BEGIN Exercise inputs
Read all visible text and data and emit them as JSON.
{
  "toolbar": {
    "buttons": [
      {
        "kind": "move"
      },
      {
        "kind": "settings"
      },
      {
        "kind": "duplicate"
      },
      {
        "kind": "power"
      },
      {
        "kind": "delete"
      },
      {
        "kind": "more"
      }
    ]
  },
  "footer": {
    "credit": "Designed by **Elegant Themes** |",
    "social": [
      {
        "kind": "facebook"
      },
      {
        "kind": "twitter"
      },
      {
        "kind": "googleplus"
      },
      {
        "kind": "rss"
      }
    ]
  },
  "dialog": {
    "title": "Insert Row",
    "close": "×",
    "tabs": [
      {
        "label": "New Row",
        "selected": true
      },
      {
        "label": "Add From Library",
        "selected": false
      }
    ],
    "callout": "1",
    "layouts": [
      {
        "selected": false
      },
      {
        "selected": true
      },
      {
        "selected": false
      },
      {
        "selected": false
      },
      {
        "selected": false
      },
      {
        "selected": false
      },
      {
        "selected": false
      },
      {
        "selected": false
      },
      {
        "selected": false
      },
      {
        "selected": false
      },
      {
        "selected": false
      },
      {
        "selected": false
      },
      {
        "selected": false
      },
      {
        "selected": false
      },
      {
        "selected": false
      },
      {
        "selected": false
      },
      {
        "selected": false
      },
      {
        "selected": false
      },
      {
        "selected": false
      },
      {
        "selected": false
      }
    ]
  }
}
END Exercise inputs
BEGIN Exercise inputs
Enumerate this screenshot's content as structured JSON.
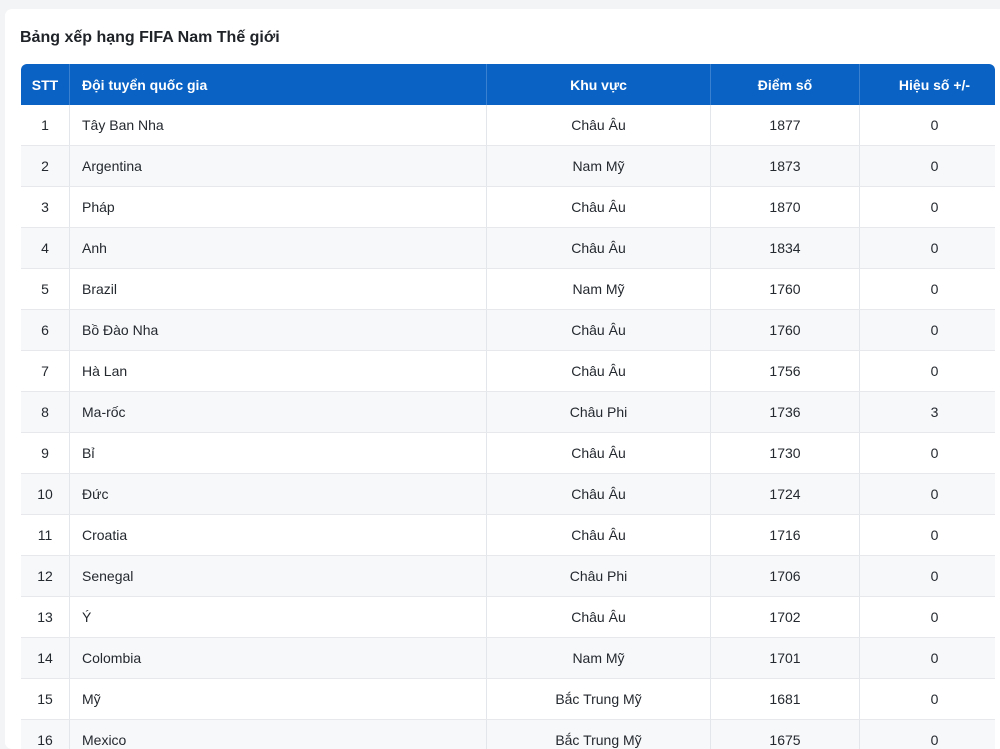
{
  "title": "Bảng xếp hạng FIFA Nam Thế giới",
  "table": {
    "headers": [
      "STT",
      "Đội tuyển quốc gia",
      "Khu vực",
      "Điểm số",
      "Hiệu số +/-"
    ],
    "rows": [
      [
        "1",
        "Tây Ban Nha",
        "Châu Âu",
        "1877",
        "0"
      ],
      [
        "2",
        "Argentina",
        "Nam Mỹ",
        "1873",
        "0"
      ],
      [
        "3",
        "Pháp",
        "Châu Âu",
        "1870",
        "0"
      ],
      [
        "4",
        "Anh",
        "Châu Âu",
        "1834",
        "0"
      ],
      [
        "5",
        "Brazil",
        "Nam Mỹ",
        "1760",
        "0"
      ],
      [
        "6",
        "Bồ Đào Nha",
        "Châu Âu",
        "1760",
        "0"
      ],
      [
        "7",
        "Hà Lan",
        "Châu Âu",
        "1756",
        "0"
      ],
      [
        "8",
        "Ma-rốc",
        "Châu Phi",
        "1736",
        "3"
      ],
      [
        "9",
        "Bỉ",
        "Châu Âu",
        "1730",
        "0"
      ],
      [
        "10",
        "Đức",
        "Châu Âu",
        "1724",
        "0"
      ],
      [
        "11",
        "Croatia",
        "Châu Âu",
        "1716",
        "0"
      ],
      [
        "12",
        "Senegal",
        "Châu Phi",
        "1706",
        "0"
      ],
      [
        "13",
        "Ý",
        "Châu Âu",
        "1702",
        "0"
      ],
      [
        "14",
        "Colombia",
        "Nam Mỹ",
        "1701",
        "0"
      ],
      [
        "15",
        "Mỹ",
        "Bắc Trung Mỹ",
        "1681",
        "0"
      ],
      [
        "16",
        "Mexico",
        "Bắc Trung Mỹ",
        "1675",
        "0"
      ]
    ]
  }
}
END Exercise inputs
BEGIN Exercise inputs
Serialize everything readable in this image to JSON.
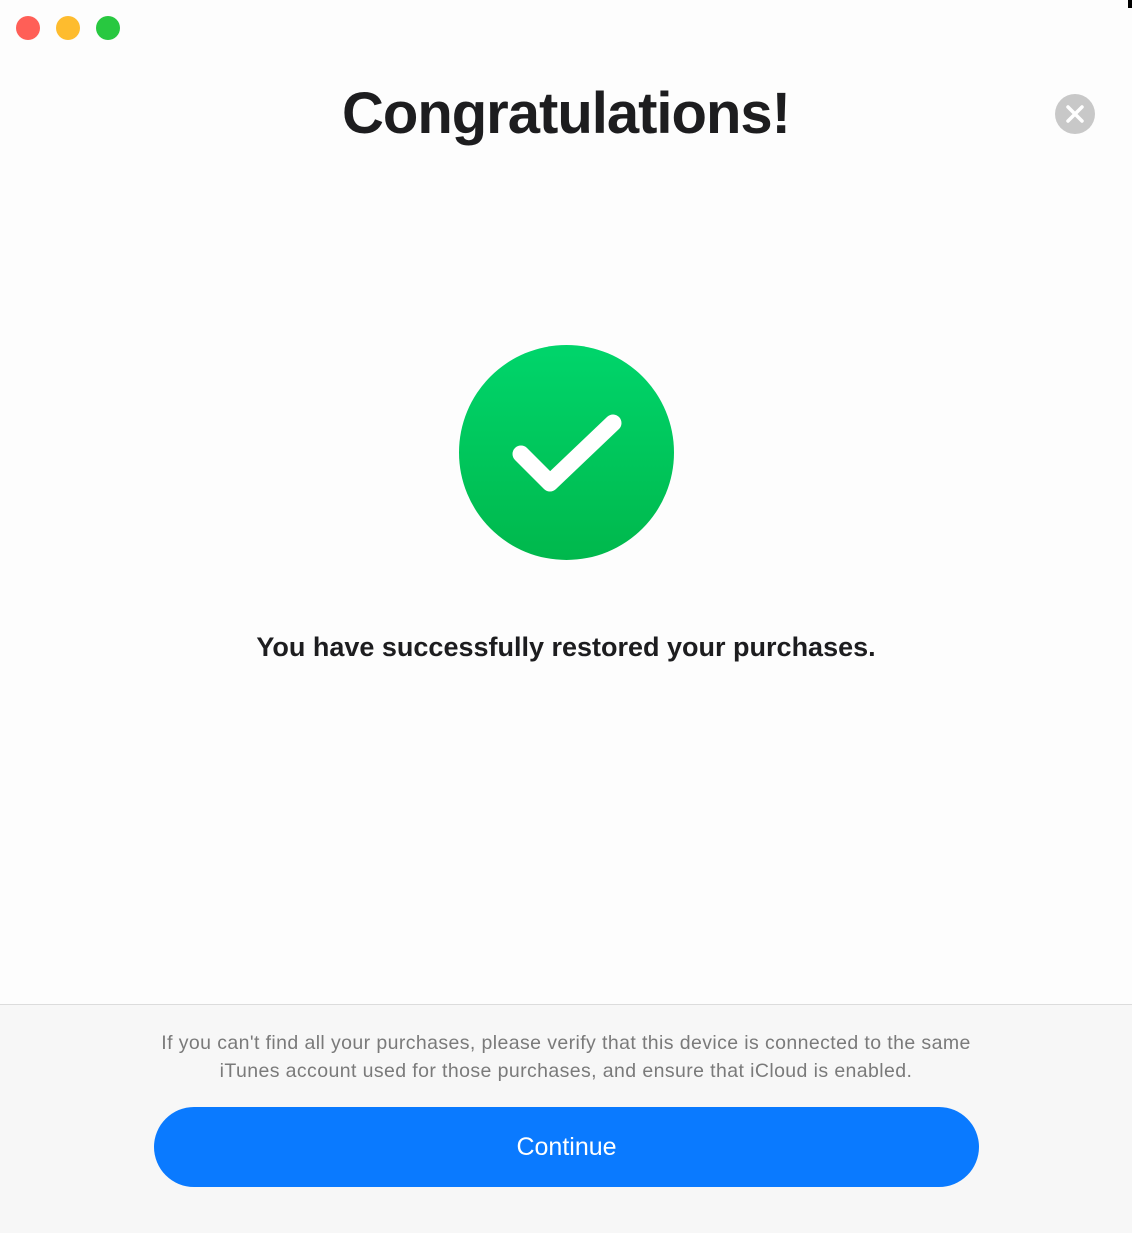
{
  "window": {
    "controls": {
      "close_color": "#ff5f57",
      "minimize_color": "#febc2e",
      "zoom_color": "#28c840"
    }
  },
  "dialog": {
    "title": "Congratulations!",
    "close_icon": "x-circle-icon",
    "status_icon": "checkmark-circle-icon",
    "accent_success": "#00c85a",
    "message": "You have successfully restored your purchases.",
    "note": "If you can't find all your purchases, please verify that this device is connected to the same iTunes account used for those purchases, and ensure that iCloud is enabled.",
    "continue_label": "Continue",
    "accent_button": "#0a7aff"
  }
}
END Exercise inputs
» **Task goal**
Search the entries for the string "purchases" and collect each line that has it.

» **Written reply**
    "message": "You have successfully restored your purchases.",
    "note": "If you can't find all your purchases, please verify that this device is connected to the same iTunes account used for those purchases, and ensure that iCloud is enabled.",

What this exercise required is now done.